━━━ Records to use ━━━

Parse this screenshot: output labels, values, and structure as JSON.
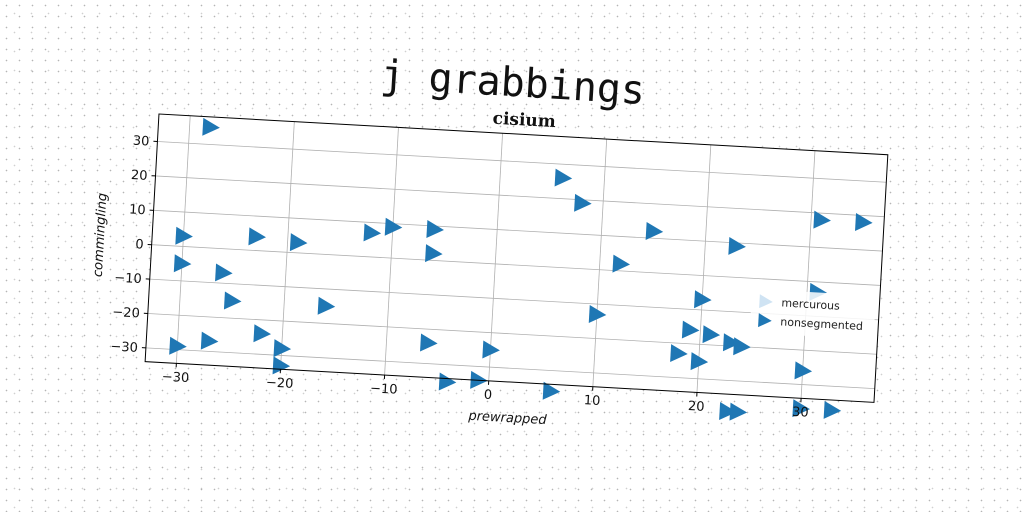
{
  "suptitle": "j grabbings",
  "chart_data": {
    "type": "scatter",
    "title": "cisium",
    "xlabel": "prewrapped",
    "ylabel": "commingling",
    "xlim": [
      -33,
      37
    ],
    "ylim": [
      -34,
      38
    ],
    "xticks": [
      -30,
      -20,
      -10,
      0,
      10,
      20,
      30
    ],
    "yticks": [
      -30,
      -20,
      -10,
      0,
      10,
      20,
      30
    ],
    "grid": true,
    "legend_position": "center-right",
    "marker": "triangle-right",
    "color": "#1f77b4",
    "legend": [
      {
        "label": "mercurous",
        "color": "#cfe3f3"
      },
      {
        "label": "nonsegmented",
        "color": "#1f77b4"
      }
    ],
    "series": [
      {
        "name": "nonsegmented",
        "points": [
          [
            -28,
            35
          ],
          [
            6,
            26
          ],
          [
            8,
            19
          ],
          [
            15,
            12
          ],
          [
            23,
            9
          ],
          [
            31,
            18
          ],
          [
            35,
            18
          ],
          [
            -30,
            3
          ],
          [
            -23,
            4
          ],
          [
            -19,
            3
          ],
          [
            -12,
            7
          ],
          [
            -10,
            9
          ],
          [
            -6,
            9
          ],
          [
            -6,
            2
          ],
          [
            12,
            2
          ],
          [
            -30,
            -5
          ],
          [
            -26,
            -7
          ],
          [
            20,
            -7
          ],
          [
            31,
            -3
          ],
          [
            -25,
            -15
          ],
          [
            -16,
            -15
          ],
          [
            10,
            -13
          ],
          [
            19,
            -16
          ],
          [
            21,
            -17
          ],
          [
            23,
            -19
          ],
          [
            24,
            -20
          ],
          [
            -22,
            -24
          ],
          [
            -6,
            -24
          ],
          [
            0,
            -25
          ],
          [
            18,
            -23
          ],
          [
            20,
            -25
          ],
          [
            30,
            -26
          ],
          [
            -30,
            -29
          ],
          [
            -27,
            -27
          ],
          [
            -20,
            -28
          ],
          [
            -20,
            -33
          ],
          [
            -4,
            -35
          ],
          [
            -1,
            -34
          ],
          [
            6,
            -36
          ],
          [
            23,
            -39
          ],
          [
            24,
            -39
          ],
          [
            30,
            -37
          ],
          [
            33,
            -37
          ]
        ]
      }
    ]
  }
}
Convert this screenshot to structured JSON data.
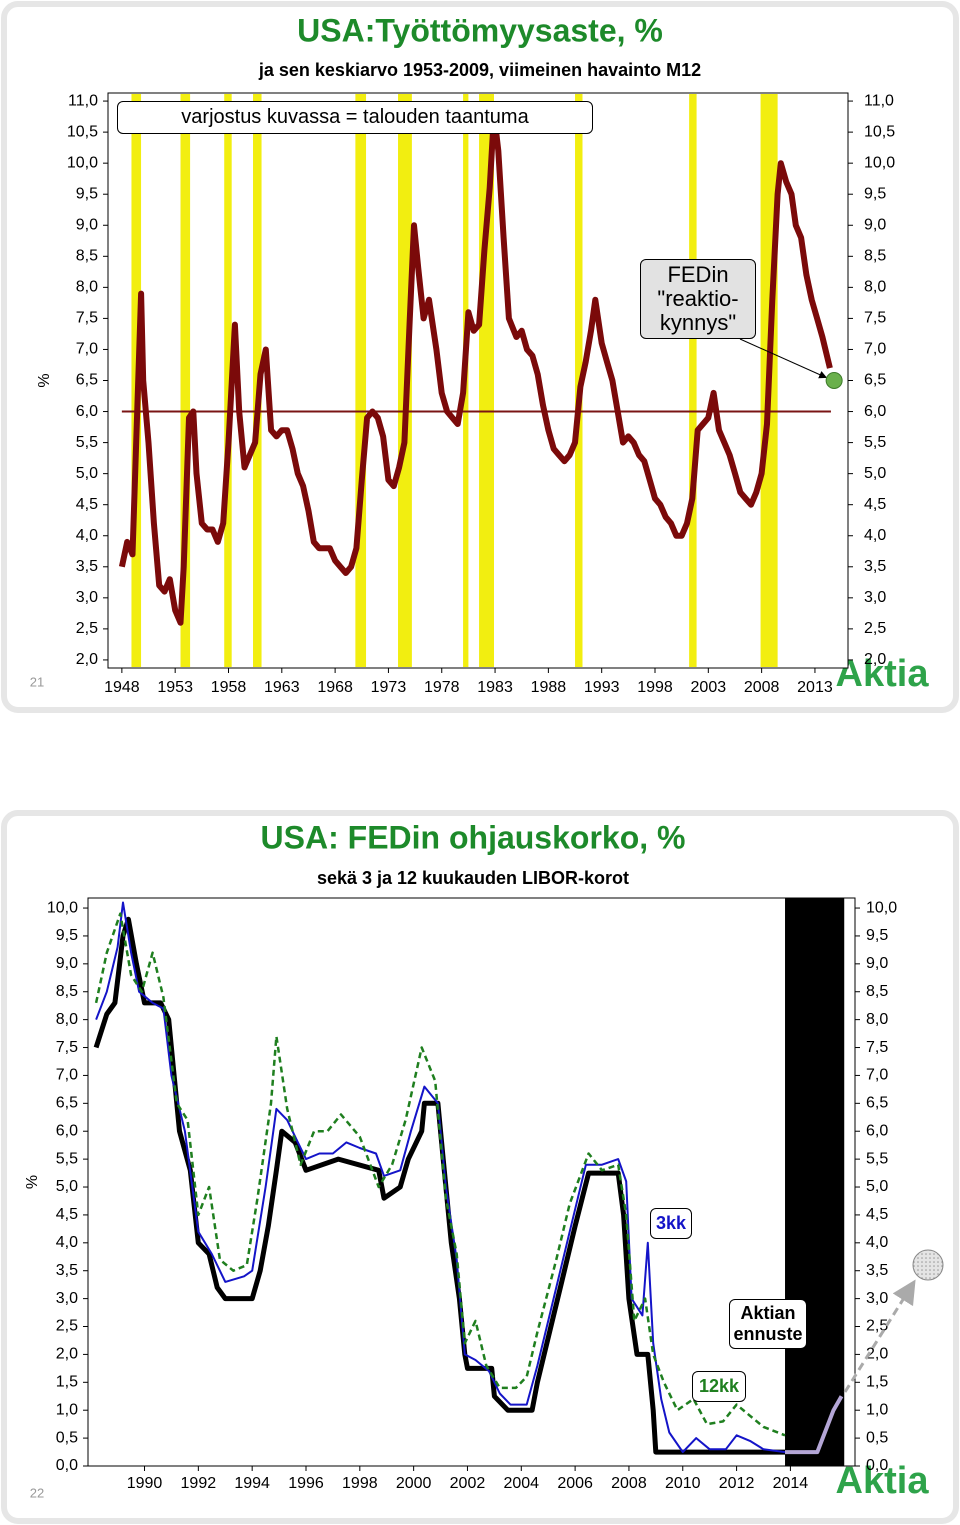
{
  "chart_data": [
    {
      "type": "line",
      "title": "USA:Työttömyysaste, %",
      "subtitle": "ja sen keskiarvo 1953-2009, viimeinen havainto M12",
      "ylabel": "%",
      "slide_number": "21",
      "logo": "Aktia",
      "recession_note": "varjostus kuvassa = talouden taantuma",
      "threshold_note": [
        "FEDin",
        "\"reaktio-",
        "kynnys\""
      ],
      "threshold": {
        "x": 2014.8,
        "value": 6.5,
        "color": "#6ab04c"
      },
      "recession_color": "#f2ee10",
      "recessions": [
        [
          1948.9,
          1949.8
        ],
        [
          1953.5,
          1954.4
        ],
        [
          1957.6,
          1958.3
        ],
        [
          1960.3,
          1961.1
        ],
        [
          1969.9,
          1970.9
        ],
        [
          1973.9,
          1975.2
        ],
        [
          1980.0,
          1980.5
        ],
        [
          1981.5,
          1982.9
        ],
        [
          1990.5,
          1991.2
        ],
        [
          2001.2,
          2001.9
        ],
        [
          2007.9,
          2009.5
        ]
      ],
      "mean": {
        "value": 6,
        "x": [
          1948,
          2014.5
        ],
        "color": "#7a1414"
      },
      "xlim": [
        1946.7,
        2016.1
      ],
      "xticks": [
        1948,
        1953,
        1958,
        1963,
        1968,
        1973,
        1978,
        1983,
        1988,
        1993,
        1998,
        2003,
        2008,
        2013
      ],
      "ylim": [
        1.87,
        11.13
      ],
      "yticks": [
        {
          "value": 2,
          "label": "2,0"
        },
        {
          "value": 2.5,
          "label": "2,5"
        },
        {
          "value": 3,
          "label": "3,0"
        },
        {
          "value": 3.5,
          "label": "3,5"
        },
        {
          "value": 4,
          "label": "4,0"
        },
        {
          "value": 4.5,
          "label": "4,5"
        },
        {
          "value": 5,
          "label": "5,0"
        },
        {
          "value": 5.5,
          "label": "5,5"
        },
        {
          "value": 6,
          "label": "6,0"
        },
        {
          "value": 6.5,
          "label": "6,5"
        },
        {
          "value": 7,
          "label": "7,0"
        },
        {
          "value": 7.5,
          "label": "7,5"
        },
        {
          "value": 8,
          "label": "8,0"
        },
        {
          "value": 8.5,
          "label": "8,5"
        },
        {
          "value": 9,
          "label": "9,0"
        },
        {
          "value": 9.5,
          "label": "9,5"
        },
        {
          "value": 10,
          "label": "10,0"
        },
        {
          "value": 10.5,
          "label": "10,5"
        },
        {
          "value": 11,
          "label": "11,0"
        }
      ],
      "series": [
        {
          "color": "#7b0a0a",
          "x": [
            1948.0,
            1948.5,
            1949.0,
            1949.8,
            1950.0,
            1950.5,
            1951.0,
            1951.5,
            1952.0,
            1952.5,
            1953.0,
            1953.5,
            1953.8,
            1954.3,
            1954.7,
            1955.0,
            1955.5,
            1956.0,
            1956.5,
            1957.0,
            1957.5,
            1958.0,
            1958.6,
            1959.0,
            1959.5,
            1960.0,
            1960.5,
            1961.0,
            1961.5,
            1962.0,
            1962.5,
            1963.0,
            1963.5,
            1964.0,
            1964.5,
            1965.0,
            1965.5,
            1966.0,
            1966.5,
            1967.0,
            1967.5,
            1968.0,
            1968.5,
            1969.0,
            1969.5,
            1970.0,
            1970.5,
            1971.0,
            1971.5,
            1972.0,
            1972.5,
            1973.0,
            1973.5,
            1974.0,
            1974.5,
            1975.0,
            1975.4,
            1975.8,
            1976.3,
            1976.8,
            1977.5,
            1978.0,
            1978.5,
            1979.0,
            1979.5,
            1980.0,
            1980.5,
            1981.0,
            1981.5,
            1982.0,
            1982.5,
            1982.9,
            1983.3,
            1983.8,
            1984.3,
            1985.0,
            1985.5,
            1986.0,
            1986.5,
            1987.0,
            1987.5,
            1988.0,
            1988.5,
            1989.0,
            1989.5,
            1990.0,
            1990.5,
            1991.0,
            1991.5,
            1992.0,
            1992.4,
            1993.0,
            1993.5,
            1994.0,
            1994.5,
            1995.0,
            1995.5,
            1996.0,
            1996.5,
            1997.0,
            1997.5,
            1998.0,
            1998.5,
            1999.0,
            1999.5,
            2000.0,
            2000.5,
            2001.0,
            2001.5,
            2002.0,
            2002.5,
            2003.0,
            2003.5,
            2004.0,
            2004.5,
            2005.0,
            2005.5,
            2006.0,
            2006.5,
            2007.0,
            2007.5,
            2008.0,
            2008.5,
            2009.0,
            2009.5,
            2009.8,
            2010.3,
            2010.8,
            2011.2,
            2011.7,
            2012.2,
            2012.7,
            2013.2,
            2013.7,
            2014.4
          ],
          "values": [
            3.5,
            3.9,
            3.7,
            7.9,
            6.5,
            5.5,
            4.2,
            3.2,
            3.1,
            3.3,
            2.8,
            2.6,
            3.5,
            5.9,
            6.0,
            5.0,
            4.2,
            4.1,
            4.1,
            3.9,
            4.2,
            5.5,
            7.4,
            6.0,
            5.1,
            5.3,
            5.5,
            6.6,
            7.0,
            5.7,
            5.6,
            5.7,
            5.7,
            5.4,
            5.0,
            4.8,
            4.4,
            3.9,
            3.8,
            3.8,
            3.8,
            3.6,
            3.5,
            3.4,
            3.5,
            3.8,
            4.9,
            5.9,
            6.0,
            5.9,
            5.6,
            4.9,
            4.8,
            5.1,
            5.5,
            7.5,
            9.0,
            8.3,
            7.5,
            7.8,
            7.0,
            6.3,
            6.0,
            5.9,
            5.8,
            6.3,
            7.6,
            7.3,
            7.4,
            8.6,
            9.6,
            10.8,
            10.2,
            8.8,
            7.5,
            7.2,
            7.3,
            7.0,
            6.9,
            6.6,
            6.1,
            5.7,
            5.4,
            5.3,
            5.2,
            5.3,
            5.5,
            6.4,
            6.8,
            7.3,
            7.8,
            7.1,
            6.8,
            6.5,
            6.0,
            5.5,
            5.6,
            5.5,
            5.3,
            5.2,
            4.9,
            4.6,
            4.5,
            4.3,
            4.2,
            4.0,
            4.0,
            4.2,
            4.6,
            5.7,
            5.8,
            5.9,
            6.3,
            5.7,
            5.5,
            5.3,
            5.0,
            4.7,
            4.6,
            4.5,
            4.7,
            5.0,
            5.8,
            7.8,
            9.5,
            10.0,
            9.7,
            9.5,
            9.0,
            8.8,
            8.2,
            7.8,
            7.5,
            7.2,
            6.7
          ]
        }
      ]
    },
    {
      "type": "line",
      "title": "USA: FEDin ohjauskorko, %",
      "subtitle": "sekä 3 ja 12 kuukauden LIBOR-korot",
      "ylabel": "%",
      "slide_number": "22",
      "logo": "Aktia",
      "forecast_region": [
        2013.8,
        2016.0
      ],
      "forecast_color": "#000000",
      "xlim": [
        1987.9,
        2016.4
      ],
      "xticks": [
        1990,
        1992,
        1994,
        1996,
        1998,
        2000,
        2002,
        2004,
        2006,
        2008,
        2010,
        2012,
        2014
      ],
      "ylim": [
        0,
        10.18
      ],
      "yticks": [
        {
          "value": 0,
          "label": "0,0"
        },
        {
          "value": 0.5,
          "label": "0,5"
        },
        {
          "value": 1,
          "label": "1,0"
        },
        {
          "value": 1.5,
          "label": "1,5"
        },
        {
          "value": 2,
          "label": "2,0"
        },
        {
          "value": 2.5,
          "label": "2,5"
        },
        {
          "value": 3,
          "label": "3,0"
        },
        {
          "value": 3.5,
          "label": "3,5"
        },
        {
          "value": 4,
          "label": "4,0"
        },
        {
          "value": 4.5,
          "label": "4,5"
        },
        {
          "value": 5,
          "label": "5,0"
        },
        {
          "value": 5.5,
          "label": "5,5"
        },
        {
          "value": 6,
          "label": "6,0"
        },
        {
          "value": 6.5,
          "label": "6,5"
        },
        {
          "value": 7,
          "label": "7,0"
        },
        {
          "value": 7.5,
          "label": "7,5"
        },
        {
          "value": 8,
          "label": "8,0"
        },
        {
          "value": 8.5,
          "label": "8,5"
        },
        {
          "value": 9,
          "label": "9,0"
        },
        {
          "value": 9.5,
          "label": "9,5"
        },
        {
          "value": 10,
          "label": "10,0"
        }
      ],
      "series": [
        {
          "color": "#000000",
          "x": [
            1988.2,
            1988.6,
            1988.9,
            1989.2,
            1989.4,
            1989.7,
            1990.0,
            1990.6,
            1990.9,
            1991.3,
            1991.7,
            1992.0,
            1992.4,
            1992.7,
            1993.0,
            1994.0,
            1994.3,
            1994.6,
            1994.9,
            1995.1,
            1995.6,
            1996.0,
            1997.2,
            1998.7,
            1998.9,
            1999.5,
            1999.8,
            2000.3,
            2000.4,
            2000.9,
            2001.1,
            2001.4,
            2001.7,
            2001.9,
            2002.0,
            2002.9,
            2003.0,
            2003.5,
            2004.4,
            2004.6,
            2005.0,
            2005.5,
            2006.0,
            2006.5,
            2007.6,
            2007.8,
            2008.0,
            2008.3,
            2008.7,
            2008.9,
            2009.0,
            2014.0
          ],
          "values": [
            7.5,
            8.1,
            8.3,
            9.5,
            9.8,
            9.0,
            8.3,
            8.3,
            8.0,
            6.0,
            5.3,
            4.0,
            3.8,
            3.2,
            3.0,
            3.0,
            3.5,
            4.3,
            5.3,
            6.0,
            5.8,
            5.3,
            5.5,
            5.3,
            4.8,
            5.0,
            5.5,
            6.0,
            6.5,
            6.5,
            5.5,
            4.0,
            3.0,
            2.0,
            1.75,
            1.75,
            1.25,
            1.0,
            1.0,
            1.5,
            2.3,
            3.3,
            4.3,
            5.25,
            5.25,
            4.5,
            3.0,
            2.0,
            2.0,
            1.0,
            0.25,
            0.25
          ]
        },
        {
          "name": "3kk",
          "color": "#1414c8",
          "x": [
            1988.2,
            1988.6,
            1989.0,
            1989.2,
            1989.5,
            1989.8,
            1990.3,
            1990.7,
            1991.0,
            1991.5,
            1992.0,
            1992.5,
            1993.0,
            1993.7,
            1994.0,
            1994.5,
            1994.9,
            1995.3,
            1995.7,
            1996.0,
            1996.5,
            1997.0,
            1997.5,
            1998.0,
            1998.6,
            1998.9,
            1999.5,
            1999.9,
            2000.4,
            2000.9,
            2001.2,
            2001.6,
            2001.9,
            2002.3,
            2002.8,
            2003.2,
            2003.6,
            2004.2,
            2004.6,
            2005.2,
            2005.8,
            2006.4,
            2007.0,
            2007.6,
            2007.9,
            2008.1,
            2008.5,
            2008.7,
            2008.9,
            2009.2,
            2009.5,
            2010.0,
            2010.5,
            2011.0,
            2011.6,
            2012.0,
            2012.5,
            2013.0,
            2013.8
          ],
          "values": [
            8.0,
            8.5,
            9.3,
            10.1,
            9.2,
            8.5,
            8.3,
            8.2,
            7.0,
            6.0,
            4.2,
            3.8,
            3.3,
            3.4,
            3.5,
            5.0,
            6.4,
            6.2,
            5.8,
            5.5,
            5.6,
            5.6,
            5.8,
            5.7,
            5.6,
            5.2,
            5.3,
            6.0,
            6.8,
            6.5,
            5.0,
            3.7,
            2.0,
            1.9,
            1.7,
            1.3,
            1.1,
            1.1,
            1.8,
            3.0,
            4.2,
            5.4,
            5.4,
            5.5,
            5.1,
            3.0,
            2.7,
            4.0,
            2.2,
            1.2,
            0.6,
            0.25,
            0.5,
            0.3,
            0.3,
            0.55,
            0.45,
            0.3,
            0.25
          ]
        },
        {
          "name": "12kk",
          "color": "#1f7f1f",
          "dashed": true,
          "x": [
            1988.2,
            1988.6,
            1989.1,
            1989.5,
            1989.9,
            1990.3,
            1990.7,
            1991.2,
            1991.6,
            1992.0,
            1992.4,
            1992.8,
            1993.3,
            1993.8,
            1994.2,
            1994.7,
            1994.9,
            1995.3,
            1995.8,
            1996.3,
            1996.8,
            1997.3,
            1998.0,
            1998.7,
            1999.2,
            1999.7,
            2000.3,
            2000.8,
            2001.2,
            2001.6,
            2001.9,
            2002.3,
            2002.7,
            2003.2,
            2003.8,
            2004.2,
            2004.6,
            2005.3,
            2005.8,
            2006.5,
            2007.0,
            2007.6,
            2007.9,
            2008.2,
            2008.6,
            2008.9,
            2009.3,
            2009.8,
            2010.4,
            2010.9,
            2011.5,
            2012.0,
            2012.5,
            2013.0,
            2013.8
          ],
          "values": [
            8.3,
            9.2,
            9.9,
            8.8,
            8.5,
            9.2,
            8.4,
            6.5,
            6.2,
            4.5,
            5.0,
            3.7,
            3.5,
            3.6,
            4.8,
            6.5,
            7.7,
            6.4,
            5.4,
            6.0,
            6.0,
            6.3,
            5.9,
            5.0,
            5.4,
            6.2,
            7.5,
            6.9,
            4.8,
            3.8,
            2.2,
            2.6,
            1.8,
            1.4,
            1.4,
            1.6,
            2.4,
            3.7,
            4.7,
            5.6,
            5.3,
            5.4,
            4.5,
            2.6,
            3.0,
            2.0,
            1.5,
            1.0,
            1.2,
            0.75,
            0.8,
            1.1,
            0.9,
            0.7,
            0.55
          ]
        },
        {
          "name": "Aktian ennuste",
          "color": "#b4a6d6",
          "x": [
            2013.8,
            2015.0,
            2015.2,
            2015.4,
            2015.6,
            2015.9
          ],
          "values": [
            0.25,
            0.25,
            0.5,
            0.75,
            1.0,
            1.25
          ]
        }
      ]
    }
  ]
}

━━━

Give only the count of lines in the data that include the string "this".

Solved problem:
2